Task to complete » Each record is to be transcribed exactly.
********
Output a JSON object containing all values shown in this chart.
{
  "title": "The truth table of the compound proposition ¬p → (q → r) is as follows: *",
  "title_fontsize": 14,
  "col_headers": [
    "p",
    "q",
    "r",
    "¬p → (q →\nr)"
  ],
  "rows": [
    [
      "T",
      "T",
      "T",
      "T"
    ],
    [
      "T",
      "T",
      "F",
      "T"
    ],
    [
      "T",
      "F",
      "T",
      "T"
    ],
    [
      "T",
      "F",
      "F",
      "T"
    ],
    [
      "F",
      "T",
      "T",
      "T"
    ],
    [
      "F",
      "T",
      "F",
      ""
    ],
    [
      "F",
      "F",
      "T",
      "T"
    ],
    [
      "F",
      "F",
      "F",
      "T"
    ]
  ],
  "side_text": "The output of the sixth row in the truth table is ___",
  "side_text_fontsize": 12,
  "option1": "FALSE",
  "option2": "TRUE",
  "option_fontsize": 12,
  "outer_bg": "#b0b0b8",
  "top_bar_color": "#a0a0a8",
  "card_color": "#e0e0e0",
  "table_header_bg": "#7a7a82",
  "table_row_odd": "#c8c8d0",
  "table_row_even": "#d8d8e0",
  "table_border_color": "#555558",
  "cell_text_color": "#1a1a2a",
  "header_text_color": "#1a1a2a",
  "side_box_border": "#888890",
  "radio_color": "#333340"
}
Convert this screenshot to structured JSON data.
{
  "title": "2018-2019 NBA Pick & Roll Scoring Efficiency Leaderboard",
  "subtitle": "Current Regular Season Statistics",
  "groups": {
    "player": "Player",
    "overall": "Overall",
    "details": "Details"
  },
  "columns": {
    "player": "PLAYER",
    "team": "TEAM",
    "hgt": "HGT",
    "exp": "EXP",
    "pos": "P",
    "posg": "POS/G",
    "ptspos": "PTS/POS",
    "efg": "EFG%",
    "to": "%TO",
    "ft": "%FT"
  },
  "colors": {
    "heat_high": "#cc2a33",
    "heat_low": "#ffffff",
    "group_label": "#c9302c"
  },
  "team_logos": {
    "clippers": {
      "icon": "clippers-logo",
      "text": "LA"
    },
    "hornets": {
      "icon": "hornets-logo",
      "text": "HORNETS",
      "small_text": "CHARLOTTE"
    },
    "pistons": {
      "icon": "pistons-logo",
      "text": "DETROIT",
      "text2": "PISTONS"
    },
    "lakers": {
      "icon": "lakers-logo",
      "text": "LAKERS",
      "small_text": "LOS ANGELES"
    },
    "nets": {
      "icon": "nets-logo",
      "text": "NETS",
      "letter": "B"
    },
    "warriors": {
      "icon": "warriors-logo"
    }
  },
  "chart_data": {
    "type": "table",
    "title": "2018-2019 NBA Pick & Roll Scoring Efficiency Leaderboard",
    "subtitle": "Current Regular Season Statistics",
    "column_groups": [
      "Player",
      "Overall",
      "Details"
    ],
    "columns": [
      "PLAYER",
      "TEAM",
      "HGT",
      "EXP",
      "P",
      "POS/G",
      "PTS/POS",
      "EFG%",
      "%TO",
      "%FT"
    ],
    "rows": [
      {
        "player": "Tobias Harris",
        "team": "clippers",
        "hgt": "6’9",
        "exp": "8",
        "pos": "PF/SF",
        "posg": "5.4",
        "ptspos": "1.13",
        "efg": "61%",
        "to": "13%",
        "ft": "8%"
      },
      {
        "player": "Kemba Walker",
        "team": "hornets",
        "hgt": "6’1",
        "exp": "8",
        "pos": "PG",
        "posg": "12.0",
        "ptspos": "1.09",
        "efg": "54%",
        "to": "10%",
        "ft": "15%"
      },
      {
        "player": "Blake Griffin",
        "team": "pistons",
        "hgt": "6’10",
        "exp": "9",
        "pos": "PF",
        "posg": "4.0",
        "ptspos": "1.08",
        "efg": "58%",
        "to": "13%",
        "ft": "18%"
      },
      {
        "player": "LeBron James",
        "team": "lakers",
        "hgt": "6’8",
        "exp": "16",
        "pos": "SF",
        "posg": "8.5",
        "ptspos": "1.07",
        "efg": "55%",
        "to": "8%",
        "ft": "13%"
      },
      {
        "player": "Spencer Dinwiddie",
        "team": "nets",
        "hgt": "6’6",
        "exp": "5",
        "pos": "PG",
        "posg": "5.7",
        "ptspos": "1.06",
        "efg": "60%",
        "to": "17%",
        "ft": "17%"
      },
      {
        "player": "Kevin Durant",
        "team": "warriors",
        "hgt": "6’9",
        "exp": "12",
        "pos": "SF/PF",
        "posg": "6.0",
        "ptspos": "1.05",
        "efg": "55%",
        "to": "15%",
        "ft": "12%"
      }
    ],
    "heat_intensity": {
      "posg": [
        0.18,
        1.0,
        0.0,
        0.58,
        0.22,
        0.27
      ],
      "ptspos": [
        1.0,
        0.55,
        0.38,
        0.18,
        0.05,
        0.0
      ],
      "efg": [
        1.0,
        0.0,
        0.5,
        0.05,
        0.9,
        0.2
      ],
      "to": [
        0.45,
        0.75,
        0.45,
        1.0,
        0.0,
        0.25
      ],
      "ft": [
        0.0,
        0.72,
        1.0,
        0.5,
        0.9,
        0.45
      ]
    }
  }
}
********
Result for this task »
Output a JSON object containing all values shown in this chart.
{
  "title": "The truth table of the compound proposition ¬p → (q → r) is as follows: *",
  "title_fontsize": 14,
  "col_headers": [
    "p",
    "q",
    "r",
    "¬p → (q →\nr)"
  ],
  "rows": [
    [
      "T",
      "T",
      "T",
      "T"
    ],
    [
      "T",
      "T",
      "F",
      "T"
    ],
    [
      "T",
      "F",
      "T",
      "T"
    ],
    [
      "T",
      "F",
      "F",
      "T"
    ],
    [
      "F",
      "T",
      "T",
      "T"
    ],
    [
      "F",
      "T",
      "F",
      ""
    ],
    [
      "F",
      "F",
      "T",
      "T"
    ],
    [
      "F",
      "F",
      "F",
      "T"
    ]
  ],
  "side_text": "The output of the sixth row in the truth table is ___",
  "side_text_fontsize": 12,
  "option1": "FALSE",
  "option2": "TRUE",
  "option_fontsize": 12,
  "outer_bg": "#b0b0b8",
  "top_bar_color": "#a0a0a8",
  "card_color": "#e0e0e0",
  "table_header_bg": "#7a7a82",
  "table_row_odd": "#c8c8d0",
  "table_row_even": "#d8d8e0",
  "table_border_color": "#555558",
  "cell_text_color": "#1a1a2a",
  "header_text_color": "#1a1a2a",
  "side_box_border": "#888890",
  "radio_color": "#333340"
}
Convert this screenshot to structured JSON data.
{
  "title": "2018-2019 NBA Pick & Roll Scoring Efficiency Leaderboard",
  "subtitle": "Current Regular Season Statistics",
  "groups": {
    "player": "Player",
    "overall": "Overall",
    "details": "Details"
  },
  "columns": {
    "player": "PLAYER",
    "team": "TEAM",
    "hgt": "HGT",
    "exp": "EXP",
    "pos": "P",
    "posg": "POS/G",
    "ptspos": "PTS/POS",
    "efg": "EFG%",
    "to": "%TO",
    "ft": "%FT"
  },
  "colors": {
    "heat_high": "#cc2a33",
    "heat_low": "#ffffff",
    "group_label": "#c9302c"
  },
  "team_logos": {
    "clippers": {
      "icon": "clippers-logo",
      "text": "LA"
    },
    "hornets": {
      "icon": "hornets-logo",
      "text": "HORNETS",
      "small_text": "CHARLOTTE"
    },
    "pistons": {
      "icon": "pistons-logo",
      "text": "DETROIT",
      "text2": "PISTONS"
    },
    "lakers": {
      "icon": "lakers-logo",
      "text": "LAKERS",
      "small_text": "LOS ANGELES"
    },
    "nets": {
      "icon": "nets-logo",
      "text": "NETS",
      "letter": "B"
    },
    "warriors": {
      "icon": "warriors-logo"
    }
  },
  "chart_data": {
    "type": "table",
    "title": "2018-2019 NBA Pick & Roll Scoring Efficiency Leaderboard",
    "subtitle": "Current Regular Season Statistics",
    "column_groups": [
      "Player",
      "Overall",
      "Details"
    ],
    "columns": [
      "PLAYER",
      "TEAM",
      "HGT",
      "EXP",
      "P",
      "POS/G",
      "PTS/POS",
      "EFG%",
      "%TO",
      "%FT"
    ],
    "rows": [
      {
        "player": "Tobias Harris",
        "team": "clippers",
        "hgt": "6’9",
        "exp": "8",
        "pos": "PF/SF",
        "posg": "5.4",
        "ptspos": "1.13",
        "efg": "61%",
        "to": "13%",
        "ft": "8%"
      },
      {
        "player": "Kemba Walker",
        "team": "hornets",
        "hgt": "6’1",
        "exp": "8",
        "pos": "PG",
        "posg": "12.0",
        "ptspos": "1.09",
        "efg": "54%",
        "to": "10%",
        "ft": "15%"
      },
      {
        "player": "Blake Griffin",
        "team": "pistons",
        "hgt": "6’10",
        "exp": "9",
        "pos": "PF",
        "posg": "4.0",
        "ptspos": "1.08",
        "efg": "58%",
        "to": "13%",
        "ft": "18%"
      },
      {
        "player": "LeBron James",
        "team": "lakers",
        "hgt": "6’8",
        "exp": "16",
        "pos": "SF",
        "posg": "8.5",
        "ptspos": "1.07",
        "efg": "55%",
        "to": "8%",
        "ft": "13%"
      },
      {
        "player": "Spencer Dinwiddie",
        "team": "nets",
        "hgt": "6’6",
        "exp": "5",
        "pos": "PG",
        "posg": "5.7",
        "ptspos": "1.06",
        "efg": "60%",
        "to": "17%",
        "ft": "17%"
      },
      {
        "player": "Kevin Durant",
        "team": "warriors",
        "hgt": "6’9",
        "exp": "12",
        "pos": "SF/PF",
        "posg": "6.0",
        "ptspos": "1.05",
        "efg": "55%",
        "to": "15%",
        "ft": "12%"
      }
    ],
    "heat_intensity": {
      "posg": [
        0.18,
        1.0,
        0.0,
        0.58,
        0.22,
        0.27
      ],
      "ptspos": [
        1.0,
        0.55,
        0.38,
        0.18,
        0.05,
        0.0
      ],
      "efg": [
        1.0,
        0.0,
        0.5,
        0.05,
        0.9,
        0.2
      ],
      "to": [
        0.45,
        0.75,
        0.45,
        1.0,
        0.0,
        0.25
      ],
      "ft": [
        0.0,
        0.72,
        1.0,
        0.5,
        0.9,
        0.45
      ]
    }
  }
}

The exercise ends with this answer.